Make a verbatim copy of the entries below; pictures stay out.

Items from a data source
■ ■ ■
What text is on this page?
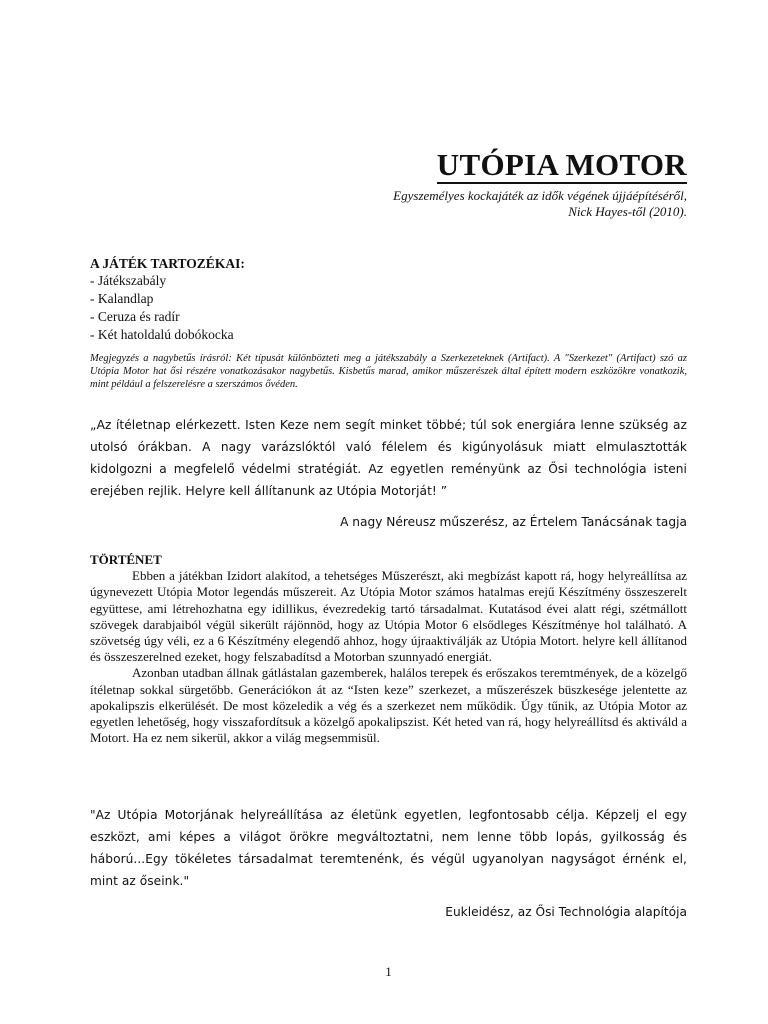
UTÓPIA MOTOR
Egyszemélyes kockajáték az idők végének újjáépítéséről,
Nick Hayes-től (2010).

A JÁTÉK TARTOZÉKAI:

- Játékszabály
- Kalandlap
- Ceruza és radír
- Két hatoldalú dobókocka
Megjegyzés a nagybetűs írásról: Két típusát különbözteti meg a játékszabály a Szerkezeteknek (Artifact). A ″Szerkezet″ (Artifact) szó az Utópia Motor hat ősi részére vonatkozásakor nagybetűs. Kisbetűs marad, amikor műszerészek által épített modern eszközökre vonatkozik, mint például a felszerelésre a szerszámos ővéden.
„Az ítéletnap elérkezett. Isten Keze nem segít minket többé; túl sok energiára lenne szükség az utolsó órákban. A nagy varázslóktól való félelem és kigúnyolásuk miatt elmulasztották kidolgozni a megfelelő védelmi stratégiát. Az egyetlen reményünk az Ősi technológia isteni erejében rejlik. Helyre kell állítanunk az Utópia Motorját! ”
A nagy Néreusz műszerész, az Értelem Tanácsának tagja

TÖRTÉNET

Ebben a játékban Izidort alakítod, a tehetséges Műszerészt, aki megbízást kapott rá, hogy helyreállítsa az úgynevezett Utópia Motor legendás műszereit. Az Utópia Motor számos hatalmas erejű Készítmény összeszerelt együttese, ami létrehozhatna egy idillikus, évezredekig tartó társadalmat. Kutatásod évei alatt régi, szétmállott szövegek darabjaiból végül sikerült rájönnöd, hogy az Utópia Motor 6 elsődleges Készítménye hol található. A szövetség úgy véli, ez a 6 Készítmény elegendő ahhoz, hogy újraaktiválják az Utópia Motort. helyre kell állítanod és összeszerelned ezeket, hogy felszabadítsd a Motorban szunnyadó energiát.

Azonban utadban állnak gátlástalan gazemberek, halálos terepek és erőszakos teremtmények, de a közelgő ítéletnap sokkal sürgetőbb. Generációkon át az “Isten keze” szerkezet, a műszerészek büszkesége jelentette az apokalipszis elkerülését. De most közeledik a vég és a szerkezet nem működik. Úgy tűnik, az Utópia Motor az egyetlen lehetőség, hogy visszafordítsuk a közelgő apokalipszist. Két heted van rá, hogy helyreállítsd és aktiváld a Motort. Ha ez nem sikerül, akkor a világ megsemmisül.

"Az Utópia Motorjának helyreállítása az életünk egyetlen, legfontosabb célja. Képzelj el egy eszközt, ami képes a világot örökre megváltoztatni, nem lenne több lopás, gyilkosság és háború...Egy tökéletes társadalmat teremtenénk, és végül ugyanolyan nagyságot érnénk el, mint az őseink."
Eukleidész, az Ősi Technológia alapítója
1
■ ■ ■
-- Exercise solution --
What text is on this page?
UTÓPIA MOTOR
Egyszemélyes kockajáték az idők végének újjáépítéséről,
Nick Hayes-től (2010).

A JÁTÉK TARTOZÉKAI:

- Játékszabály
- Kalandlap
- Ceruza és radír
- Két hatoldalú dobókocka
Megjegyzés a nagybetűs írásról: Két típusát különbözteti meg a játékszabály a Szerkezeteknek (Artifact). A ″Szerkezet″ (Artifact) szó az Utópia Motor hat ősi részére vonatkozásakor nagybetűs. Kisbetűs marad, amikor műszerészek által épített modern eszközökre vonatkozik, mint például a felszerelésre a szerszámos ővéden.
„Az ítéletnap elérkezett. Isten Keze nem segít minket többé; túl sok energiára lenne szükség az utolsó órákban. A nagy varázslóktól való félelem és kigúnyolásuk miatt elmulasztották kidolgozni a megfelelő védelmi stratégiát. Az egyetlen reményünk az Ősi technológia isteni erejében rejlik. Helyre kell állítanunk az Utópia Motorját! ”
A nagy Néreusz műszerész, az Értelem Tanácsának tagja

TÖRTÉNET

Ebben a játékban Izidort alakítod, a tehetséges Műszerészt, aki megbízást kapott rá, hogy helyreállítsa az úgynevezett Utópia Motor legendás műszereit. Az Utópia Motor számos hatalmas erejű Készítmény összeszerelt együttese, ami létrehozhatna egy idillikus, évezredekig tartó társadalmat. Kutatásod évei alatt régi, szétmállott szövegek darabjaiból végül sikerült rájönnöd, hogy az Utópia Motor 6 elsődleges Készítménye hol található. A szövetség úgy véli, ez a 6 Készítmény elegendő ahhoz, hogy újraaktiválják az Utópia Motort. helyre kell állítanod és összeszerelned ezeket, hogy felszabadítsd a Motorban szunnyadó energiát.

Azonban utadban állnak gátlástalan gazemberek, halálos terepek és erőszakos teremtmények, de a közelgő ítéletnap sokkal sürgetőbb. Generációkon át az “Isten keze” szerkezet, a műszerészek büszkesége jelentette az apokalipszis elkerülését. De most közeledik a vég és a szerkezet nem működik. Úgy tűnik, az Utópia Motor az egyetlen lehetőség, hogy visszafordítsuk a közelgő apokalipszist. Két heted van rá, hogy helyreállítsd és aktiváld a Motort. Ha ez nem sikerül, akkor a világ megsemmisül.

"Az Utópia Motorjának helyreállítása az életünk egyetlen, legfontosabb célja. Képzelj el egy eszközt, ami képes a világot örökre megváltoztatni, nem lenne több lopás, gyilkosság és háború...Egy tökéletes társadalmat teremtenénk, és végül ugyanolyan nagyságot érnénk el, mint az őseink."
Eukleidész, az Ősi Technológia alapítója
1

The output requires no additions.